Source data
__________________________________________________

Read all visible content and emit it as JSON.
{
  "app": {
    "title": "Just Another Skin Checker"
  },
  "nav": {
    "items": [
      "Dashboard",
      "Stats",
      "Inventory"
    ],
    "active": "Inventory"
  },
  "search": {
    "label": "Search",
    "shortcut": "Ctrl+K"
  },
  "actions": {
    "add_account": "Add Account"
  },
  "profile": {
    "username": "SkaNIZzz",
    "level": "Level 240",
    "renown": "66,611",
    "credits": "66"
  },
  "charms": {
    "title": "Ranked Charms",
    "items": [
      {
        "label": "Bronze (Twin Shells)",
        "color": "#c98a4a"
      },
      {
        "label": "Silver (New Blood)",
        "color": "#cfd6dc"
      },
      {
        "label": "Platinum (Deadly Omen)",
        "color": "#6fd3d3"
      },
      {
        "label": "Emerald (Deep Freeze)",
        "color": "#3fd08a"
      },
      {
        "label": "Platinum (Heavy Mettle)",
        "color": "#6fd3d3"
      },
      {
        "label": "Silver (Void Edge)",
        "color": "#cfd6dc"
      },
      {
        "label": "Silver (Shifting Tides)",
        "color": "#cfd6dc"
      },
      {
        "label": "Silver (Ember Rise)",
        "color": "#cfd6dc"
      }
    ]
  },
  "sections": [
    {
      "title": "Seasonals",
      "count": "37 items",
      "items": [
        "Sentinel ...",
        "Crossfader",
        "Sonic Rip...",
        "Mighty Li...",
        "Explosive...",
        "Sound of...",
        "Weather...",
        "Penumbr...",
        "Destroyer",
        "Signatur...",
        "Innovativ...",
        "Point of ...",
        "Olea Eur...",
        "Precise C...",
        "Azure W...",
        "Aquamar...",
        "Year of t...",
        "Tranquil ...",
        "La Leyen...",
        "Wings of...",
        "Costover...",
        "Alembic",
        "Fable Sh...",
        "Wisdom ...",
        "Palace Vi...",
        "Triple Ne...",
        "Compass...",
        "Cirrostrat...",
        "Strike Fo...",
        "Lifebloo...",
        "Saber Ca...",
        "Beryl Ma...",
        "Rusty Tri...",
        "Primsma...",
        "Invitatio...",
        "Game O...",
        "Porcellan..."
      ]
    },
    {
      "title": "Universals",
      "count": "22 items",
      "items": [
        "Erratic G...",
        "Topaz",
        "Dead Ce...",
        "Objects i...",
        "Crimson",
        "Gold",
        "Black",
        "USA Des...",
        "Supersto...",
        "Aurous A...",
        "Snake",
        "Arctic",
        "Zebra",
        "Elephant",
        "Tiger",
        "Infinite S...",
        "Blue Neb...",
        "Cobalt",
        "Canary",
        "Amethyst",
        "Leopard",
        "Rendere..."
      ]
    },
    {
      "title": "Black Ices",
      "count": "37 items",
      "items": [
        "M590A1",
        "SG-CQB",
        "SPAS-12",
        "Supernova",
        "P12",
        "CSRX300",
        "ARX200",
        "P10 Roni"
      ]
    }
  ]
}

__________________________________________________

Repeat the records exactly, including every line.

Read all visible content and emit it as JSON.
{
  "app": {
    "title": "Just Another Skin Checker"
  },
  "nav": {
    "items": [
      "Dashboard",
      "Stats",
      "Inventory"
    ],
    "active": "Inventory"
  },
  "search": {
    "label": "Search",
    "shortcut": "Ctrl+K"
  },
  "actions": {
    "add_account": "Add Account"
  },
  "profile": {
    "username": "SkaNIZzz",
    "level": "Level 240",
    "renown": "66,611",
    "credits": "66"
  },
  "charms": {
    "title": "Ranked Charms",
    "items": [
      {
        "label": "Bronze (Twin Shells)",
        "color": "#c98a4a"
      },
      {
        "label": "Silver (New Blood)",
        "color": "#cfd6dc"
      },
      {
        "label": "Platinum (Deadly Omen)",
        "color": "#6fd3d3"
      },
      {
        "label": "Emerald (Deep Freeze)",
        "color": "#3fd08a"
      },
      {
        "label": "Platinum (Heavy Mettle)",
        "color": "#6fd3d3"
      },
      {
        "label": "Silver (Void Edge)",
        "color": "#cfd6dc"
      },
      {
        "label": "Silver (Shifting Tides)",
        "color": "#cfd6dc"
      },
      {
        "label": "Silver (Ember Rise)",
        "color": "#cfd6dc"
      }
    ]
  },
  "sections": [
    {
      "title": "Seasonals",
      "count": "37 items",
      "items": [
        "Sentinel ...",
        "Crossfader",
        "Sonic Rip...",
        "Mighty Li...",
        "Explosive...",
        "Sound of...",
        "Weather...",
        "Penumbr...",
        "Destroyer",
        "Signatur...",
        "Innovativ...",
        "Point of ...",
        "Olea Eur...",
        "Precise C...",
        "Azure W...",
        "Aquamar...",
        "Year of t...",
        "Tranquil ...",
        "La Leyen...",
        "Wings of...",
        "Costover...",
        "Alembic",
        "Fable Sh...",
        "Wisdom ...",
        "Palace Vi...",
        "Triple Ne...",
        "Compass...",
        "Cirrostrat...",
        "Strike Fo...",
        "Lifebloo...",
        "Saber Ca...",
        "Beryl Ma...",
        "Rusty Tri...",
        "Primsma...",
        "Invitatio...",
        "Game O...",
        "Porcellan..."
      ]
    },
    {
      "title": "Universals",
      "count": "22 items",
      "items": [
        "Erratic G...",
        "Topaz",
        "Dead Ce...",
        "Objects i...",
        "Crimson",
        "Gold",
        "Black",
        "USA Des...",
        "Supersto...",
        "Aurous A...",
        "Snake",
        "Arctic",
        "Zebra",
        "Elephant",
        "Tiger",
        "Infinite S...",
        "Blue Neb...",
        "Cobalt",
        "Canary",
        "Amethyst",
        "Leopard",
        "Rendere..."
      ]
    },
    {
      "title": "Black Ices",
      "count": "37 items",
      "items": [
        "M590A1",
        "SG-CQB",
        "SPAS-12",
        "Supernova",
        "P12",
        "CSRX300",
        "ARX200",
        "P10 Roni"
      ]
    }
  ]
}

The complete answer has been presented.